===== EXTRAIT DE PAGE =====
Présidence

Avec le soutien de

Quand bien même une commission d’enquête n’est pas un tribunal, il ne fait pas de doute que la population aura accueilli ses conclusions comme une condamnation méritée et sans équivoque de l’ancienne présidente de la République. Le Premier ministre n’a pas eu tort de les qualifier de «damning». Elles sont en effet accablantes et ne semblent pas souffrir de contestation, sauf pour Mme Ameenah Gurib-Fakim, qui qualifie le rapport de «malhonnête intellectuellement». C’est fort.

La question cependant est celle de savoir comment une institution protégée comme la présidence ait pu, si facilement, être investie par un affairiste douteux et notoire comme l’Angolais Sobrinho. La commission d’enquête a formulé des recommandations pour gérer les conséquences a posteriori du scandale. Mais il faudrait tout aussi utilement réfléchir aux grandes faiblesses de l’organisation administrative présidentielle, de la médiocrité de son encadrement, quand il ne s’agit pas de fustiger le manque d’intégrité de collaborateurs pistonnés.
===== EXTRAITS DU LISTING =====
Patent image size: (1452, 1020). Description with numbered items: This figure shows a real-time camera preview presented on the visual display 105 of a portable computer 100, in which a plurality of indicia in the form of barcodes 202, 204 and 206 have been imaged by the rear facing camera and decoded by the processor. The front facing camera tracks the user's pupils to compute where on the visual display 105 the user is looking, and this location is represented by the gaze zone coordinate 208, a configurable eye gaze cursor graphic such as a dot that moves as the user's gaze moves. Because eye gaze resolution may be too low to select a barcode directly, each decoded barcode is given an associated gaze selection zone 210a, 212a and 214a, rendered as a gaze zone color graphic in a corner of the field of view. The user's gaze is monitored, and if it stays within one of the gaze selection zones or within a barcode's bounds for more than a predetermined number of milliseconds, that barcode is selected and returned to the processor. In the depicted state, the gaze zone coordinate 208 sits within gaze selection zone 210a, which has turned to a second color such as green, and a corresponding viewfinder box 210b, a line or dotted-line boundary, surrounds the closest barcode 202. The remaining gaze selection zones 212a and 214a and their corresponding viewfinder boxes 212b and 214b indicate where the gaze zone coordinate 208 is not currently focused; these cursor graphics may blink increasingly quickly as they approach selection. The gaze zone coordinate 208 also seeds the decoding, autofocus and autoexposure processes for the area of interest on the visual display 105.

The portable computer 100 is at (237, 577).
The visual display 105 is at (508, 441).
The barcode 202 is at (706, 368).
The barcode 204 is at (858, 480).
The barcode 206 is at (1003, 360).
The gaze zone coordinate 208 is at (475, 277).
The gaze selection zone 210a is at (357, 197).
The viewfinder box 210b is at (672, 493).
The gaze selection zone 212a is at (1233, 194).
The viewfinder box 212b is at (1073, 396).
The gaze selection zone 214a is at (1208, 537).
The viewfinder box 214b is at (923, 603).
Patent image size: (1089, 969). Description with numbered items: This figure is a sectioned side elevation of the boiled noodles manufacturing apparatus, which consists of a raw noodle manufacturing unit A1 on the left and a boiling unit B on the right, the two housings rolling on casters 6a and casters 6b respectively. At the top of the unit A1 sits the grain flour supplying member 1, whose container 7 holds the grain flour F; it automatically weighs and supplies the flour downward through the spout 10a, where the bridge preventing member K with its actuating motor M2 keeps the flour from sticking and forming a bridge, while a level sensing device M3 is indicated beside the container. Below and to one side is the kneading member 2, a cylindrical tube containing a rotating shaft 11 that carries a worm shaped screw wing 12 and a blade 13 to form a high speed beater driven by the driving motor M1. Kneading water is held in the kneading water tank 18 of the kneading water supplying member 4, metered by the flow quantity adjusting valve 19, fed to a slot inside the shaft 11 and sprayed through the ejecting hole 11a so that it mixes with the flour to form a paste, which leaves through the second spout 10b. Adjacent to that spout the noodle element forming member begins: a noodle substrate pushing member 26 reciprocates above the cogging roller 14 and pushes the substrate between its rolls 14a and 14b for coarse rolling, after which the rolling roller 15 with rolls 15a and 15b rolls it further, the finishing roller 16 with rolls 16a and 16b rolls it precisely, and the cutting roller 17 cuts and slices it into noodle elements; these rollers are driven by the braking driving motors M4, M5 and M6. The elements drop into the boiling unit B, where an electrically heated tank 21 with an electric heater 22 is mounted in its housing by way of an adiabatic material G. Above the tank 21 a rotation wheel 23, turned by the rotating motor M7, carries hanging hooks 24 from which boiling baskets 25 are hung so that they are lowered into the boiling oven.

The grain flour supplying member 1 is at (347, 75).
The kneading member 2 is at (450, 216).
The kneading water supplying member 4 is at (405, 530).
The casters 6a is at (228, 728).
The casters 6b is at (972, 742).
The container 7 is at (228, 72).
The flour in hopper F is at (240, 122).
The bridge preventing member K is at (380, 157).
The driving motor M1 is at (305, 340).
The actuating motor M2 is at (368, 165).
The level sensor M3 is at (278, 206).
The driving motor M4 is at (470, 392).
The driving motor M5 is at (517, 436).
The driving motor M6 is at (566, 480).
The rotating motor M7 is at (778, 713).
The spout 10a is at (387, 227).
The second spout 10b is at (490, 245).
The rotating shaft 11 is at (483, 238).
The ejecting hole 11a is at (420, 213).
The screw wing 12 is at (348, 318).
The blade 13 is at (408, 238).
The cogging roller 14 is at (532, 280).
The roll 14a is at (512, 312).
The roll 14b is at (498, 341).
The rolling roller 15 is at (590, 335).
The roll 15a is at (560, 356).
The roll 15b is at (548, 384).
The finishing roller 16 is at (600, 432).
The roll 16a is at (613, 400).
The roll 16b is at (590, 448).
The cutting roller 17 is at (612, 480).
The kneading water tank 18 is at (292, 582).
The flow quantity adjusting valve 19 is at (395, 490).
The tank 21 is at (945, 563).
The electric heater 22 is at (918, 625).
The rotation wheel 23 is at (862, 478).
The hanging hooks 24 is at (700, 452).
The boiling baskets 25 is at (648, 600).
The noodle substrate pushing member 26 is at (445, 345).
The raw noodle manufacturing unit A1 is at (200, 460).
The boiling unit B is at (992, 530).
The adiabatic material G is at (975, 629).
=====
- [PROBLÈME À TRAITER]: Poursuivez le texte sur la présidence et l'affaire Sobrinho à partir de sa dernière phrase.

- [RÉPONSE À L'EXERCICE]:
Et si, de plus, sur un socle si branlant et si peu fiable, l’on propulse une néophyte solitaire, sans expérience aucune, ni de la politique, ni de l’administration publique, essentiellement pour des raisons politiciennes cosmétiques, l’on récolte finalement ce que l’on aura semé.

Le Premier ministre et son allié Collendavelloo ont leur part de responsabilité dans ce triste naufrage d’une carrière si prometteuse.